_EXERCISE DIRECTIONS_
What is the number of lines in the entries below that include the word "living"? Provide the number only.

_DATA ROWS_

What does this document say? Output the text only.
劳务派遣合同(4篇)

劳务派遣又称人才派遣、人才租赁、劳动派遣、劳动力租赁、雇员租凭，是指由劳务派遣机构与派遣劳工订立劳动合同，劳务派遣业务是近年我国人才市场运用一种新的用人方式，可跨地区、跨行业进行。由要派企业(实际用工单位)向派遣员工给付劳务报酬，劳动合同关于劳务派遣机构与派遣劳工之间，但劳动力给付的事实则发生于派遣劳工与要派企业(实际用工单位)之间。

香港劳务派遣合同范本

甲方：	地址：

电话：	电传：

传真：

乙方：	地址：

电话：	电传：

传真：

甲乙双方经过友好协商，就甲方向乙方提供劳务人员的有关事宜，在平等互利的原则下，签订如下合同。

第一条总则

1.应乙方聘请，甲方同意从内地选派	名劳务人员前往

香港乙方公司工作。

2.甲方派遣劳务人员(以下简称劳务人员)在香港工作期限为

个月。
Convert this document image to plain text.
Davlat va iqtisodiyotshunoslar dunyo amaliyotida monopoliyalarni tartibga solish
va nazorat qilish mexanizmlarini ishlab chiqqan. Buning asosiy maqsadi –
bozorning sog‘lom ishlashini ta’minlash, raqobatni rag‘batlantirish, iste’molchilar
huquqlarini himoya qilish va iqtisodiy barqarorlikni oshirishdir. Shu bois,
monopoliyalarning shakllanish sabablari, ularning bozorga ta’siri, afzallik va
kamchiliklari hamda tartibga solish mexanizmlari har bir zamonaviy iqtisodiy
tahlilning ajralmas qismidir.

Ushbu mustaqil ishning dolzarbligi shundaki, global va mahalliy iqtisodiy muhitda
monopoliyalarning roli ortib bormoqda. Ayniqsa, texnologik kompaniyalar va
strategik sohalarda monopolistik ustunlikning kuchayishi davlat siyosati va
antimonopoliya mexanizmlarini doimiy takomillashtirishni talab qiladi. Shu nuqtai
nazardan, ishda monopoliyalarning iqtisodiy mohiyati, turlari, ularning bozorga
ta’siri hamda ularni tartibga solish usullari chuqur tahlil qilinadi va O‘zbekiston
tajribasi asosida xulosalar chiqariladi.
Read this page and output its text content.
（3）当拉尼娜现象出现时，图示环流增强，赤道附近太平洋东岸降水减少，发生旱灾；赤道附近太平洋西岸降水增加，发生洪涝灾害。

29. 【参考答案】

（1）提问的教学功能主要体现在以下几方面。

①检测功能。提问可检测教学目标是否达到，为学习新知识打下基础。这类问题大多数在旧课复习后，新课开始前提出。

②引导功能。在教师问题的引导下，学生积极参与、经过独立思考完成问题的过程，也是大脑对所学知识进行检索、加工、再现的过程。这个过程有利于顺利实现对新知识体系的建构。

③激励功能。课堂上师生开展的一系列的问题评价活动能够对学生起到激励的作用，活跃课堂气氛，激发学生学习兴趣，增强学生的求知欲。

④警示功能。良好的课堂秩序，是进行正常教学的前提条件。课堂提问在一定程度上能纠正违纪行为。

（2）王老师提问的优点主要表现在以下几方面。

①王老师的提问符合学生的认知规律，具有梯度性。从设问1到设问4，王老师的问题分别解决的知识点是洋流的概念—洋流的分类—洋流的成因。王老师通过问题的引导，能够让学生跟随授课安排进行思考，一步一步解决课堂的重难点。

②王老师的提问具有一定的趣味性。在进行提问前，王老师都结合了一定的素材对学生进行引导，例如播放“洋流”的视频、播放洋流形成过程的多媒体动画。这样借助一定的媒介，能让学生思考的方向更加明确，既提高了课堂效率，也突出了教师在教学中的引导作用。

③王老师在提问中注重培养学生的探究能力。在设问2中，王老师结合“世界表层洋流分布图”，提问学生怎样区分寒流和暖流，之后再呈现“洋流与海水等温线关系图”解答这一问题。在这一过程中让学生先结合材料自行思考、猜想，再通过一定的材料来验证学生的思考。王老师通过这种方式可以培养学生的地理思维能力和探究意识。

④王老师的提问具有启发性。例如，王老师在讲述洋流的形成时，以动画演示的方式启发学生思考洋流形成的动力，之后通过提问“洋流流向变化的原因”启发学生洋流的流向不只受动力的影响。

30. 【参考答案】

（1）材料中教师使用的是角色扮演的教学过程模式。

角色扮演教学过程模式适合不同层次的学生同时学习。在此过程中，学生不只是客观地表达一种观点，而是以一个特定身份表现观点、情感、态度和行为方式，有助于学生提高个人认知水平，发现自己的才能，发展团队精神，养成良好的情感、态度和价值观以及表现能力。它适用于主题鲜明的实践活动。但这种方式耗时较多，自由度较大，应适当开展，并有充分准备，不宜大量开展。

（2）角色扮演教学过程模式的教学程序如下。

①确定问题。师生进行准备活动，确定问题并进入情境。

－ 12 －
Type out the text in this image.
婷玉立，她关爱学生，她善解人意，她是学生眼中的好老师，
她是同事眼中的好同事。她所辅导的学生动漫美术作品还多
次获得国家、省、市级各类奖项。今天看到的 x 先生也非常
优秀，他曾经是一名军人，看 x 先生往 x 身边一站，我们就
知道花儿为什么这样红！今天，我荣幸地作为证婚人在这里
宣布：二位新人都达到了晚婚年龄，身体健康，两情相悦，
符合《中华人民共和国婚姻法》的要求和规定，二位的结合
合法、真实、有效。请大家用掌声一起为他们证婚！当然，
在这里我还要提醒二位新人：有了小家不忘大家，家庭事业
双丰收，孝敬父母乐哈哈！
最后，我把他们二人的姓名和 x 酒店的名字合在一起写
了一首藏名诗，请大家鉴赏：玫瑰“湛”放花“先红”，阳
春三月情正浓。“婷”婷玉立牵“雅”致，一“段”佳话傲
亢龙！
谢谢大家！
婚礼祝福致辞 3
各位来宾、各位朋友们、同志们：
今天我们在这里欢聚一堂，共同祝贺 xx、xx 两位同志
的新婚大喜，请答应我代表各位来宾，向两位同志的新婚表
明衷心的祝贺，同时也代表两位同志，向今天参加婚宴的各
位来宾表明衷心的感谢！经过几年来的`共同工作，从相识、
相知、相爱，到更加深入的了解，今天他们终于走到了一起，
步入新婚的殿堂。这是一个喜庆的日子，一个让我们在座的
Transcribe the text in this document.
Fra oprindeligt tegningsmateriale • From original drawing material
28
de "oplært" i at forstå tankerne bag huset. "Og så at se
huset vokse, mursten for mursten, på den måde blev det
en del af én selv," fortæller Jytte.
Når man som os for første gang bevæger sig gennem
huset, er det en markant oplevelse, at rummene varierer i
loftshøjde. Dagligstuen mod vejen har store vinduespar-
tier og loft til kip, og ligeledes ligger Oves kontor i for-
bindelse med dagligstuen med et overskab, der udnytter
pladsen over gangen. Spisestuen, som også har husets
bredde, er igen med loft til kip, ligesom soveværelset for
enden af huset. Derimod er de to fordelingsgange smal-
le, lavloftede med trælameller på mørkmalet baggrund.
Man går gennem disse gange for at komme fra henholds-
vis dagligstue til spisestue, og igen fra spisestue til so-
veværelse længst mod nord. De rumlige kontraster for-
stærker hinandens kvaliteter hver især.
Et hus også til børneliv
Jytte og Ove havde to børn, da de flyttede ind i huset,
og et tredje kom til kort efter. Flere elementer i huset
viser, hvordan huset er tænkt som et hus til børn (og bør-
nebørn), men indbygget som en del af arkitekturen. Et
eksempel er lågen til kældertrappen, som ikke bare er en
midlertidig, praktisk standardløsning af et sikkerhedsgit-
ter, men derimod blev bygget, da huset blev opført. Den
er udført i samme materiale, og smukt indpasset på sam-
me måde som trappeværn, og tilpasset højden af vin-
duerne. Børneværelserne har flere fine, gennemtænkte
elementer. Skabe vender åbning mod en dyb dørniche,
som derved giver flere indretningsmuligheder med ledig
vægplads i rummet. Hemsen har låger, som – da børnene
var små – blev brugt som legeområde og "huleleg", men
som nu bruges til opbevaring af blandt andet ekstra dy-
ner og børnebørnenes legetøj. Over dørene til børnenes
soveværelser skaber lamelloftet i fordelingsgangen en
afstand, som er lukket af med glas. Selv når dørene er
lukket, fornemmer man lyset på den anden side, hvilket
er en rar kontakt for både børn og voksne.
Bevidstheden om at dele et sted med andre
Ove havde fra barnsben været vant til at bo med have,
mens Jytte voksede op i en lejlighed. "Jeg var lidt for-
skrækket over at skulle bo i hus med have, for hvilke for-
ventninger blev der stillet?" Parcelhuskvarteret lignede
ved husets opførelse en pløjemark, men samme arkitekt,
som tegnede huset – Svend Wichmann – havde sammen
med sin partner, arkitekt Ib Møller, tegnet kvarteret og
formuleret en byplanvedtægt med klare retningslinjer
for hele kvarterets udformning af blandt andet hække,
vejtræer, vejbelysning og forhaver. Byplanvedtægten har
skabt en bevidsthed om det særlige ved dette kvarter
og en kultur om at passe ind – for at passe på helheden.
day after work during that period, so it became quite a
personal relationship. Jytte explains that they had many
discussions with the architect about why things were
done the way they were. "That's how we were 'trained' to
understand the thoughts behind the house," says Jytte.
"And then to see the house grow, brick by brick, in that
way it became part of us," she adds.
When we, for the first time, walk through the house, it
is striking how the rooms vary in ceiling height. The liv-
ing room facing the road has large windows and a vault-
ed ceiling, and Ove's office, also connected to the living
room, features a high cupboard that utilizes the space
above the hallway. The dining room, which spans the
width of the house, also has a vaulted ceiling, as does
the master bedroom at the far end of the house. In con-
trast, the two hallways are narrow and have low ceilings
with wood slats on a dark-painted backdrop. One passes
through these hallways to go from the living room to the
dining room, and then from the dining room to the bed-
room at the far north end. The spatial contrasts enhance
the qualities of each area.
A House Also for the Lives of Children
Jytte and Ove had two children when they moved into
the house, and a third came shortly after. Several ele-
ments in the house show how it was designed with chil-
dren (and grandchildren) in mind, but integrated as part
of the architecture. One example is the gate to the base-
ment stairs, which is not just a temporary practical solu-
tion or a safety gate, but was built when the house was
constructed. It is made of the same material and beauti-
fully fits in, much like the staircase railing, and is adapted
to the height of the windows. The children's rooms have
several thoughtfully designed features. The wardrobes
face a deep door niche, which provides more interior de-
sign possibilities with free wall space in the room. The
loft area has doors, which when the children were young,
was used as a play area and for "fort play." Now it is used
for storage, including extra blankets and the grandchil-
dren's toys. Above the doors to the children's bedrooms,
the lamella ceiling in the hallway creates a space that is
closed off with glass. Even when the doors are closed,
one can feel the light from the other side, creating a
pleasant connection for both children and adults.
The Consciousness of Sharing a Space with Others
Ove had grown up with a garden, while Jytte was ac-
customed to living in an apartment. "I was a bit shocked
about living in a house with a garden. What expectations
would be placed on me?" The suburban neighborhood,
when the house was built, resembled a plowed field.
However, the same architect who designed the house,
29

_WRITTEN RESPONSE_
4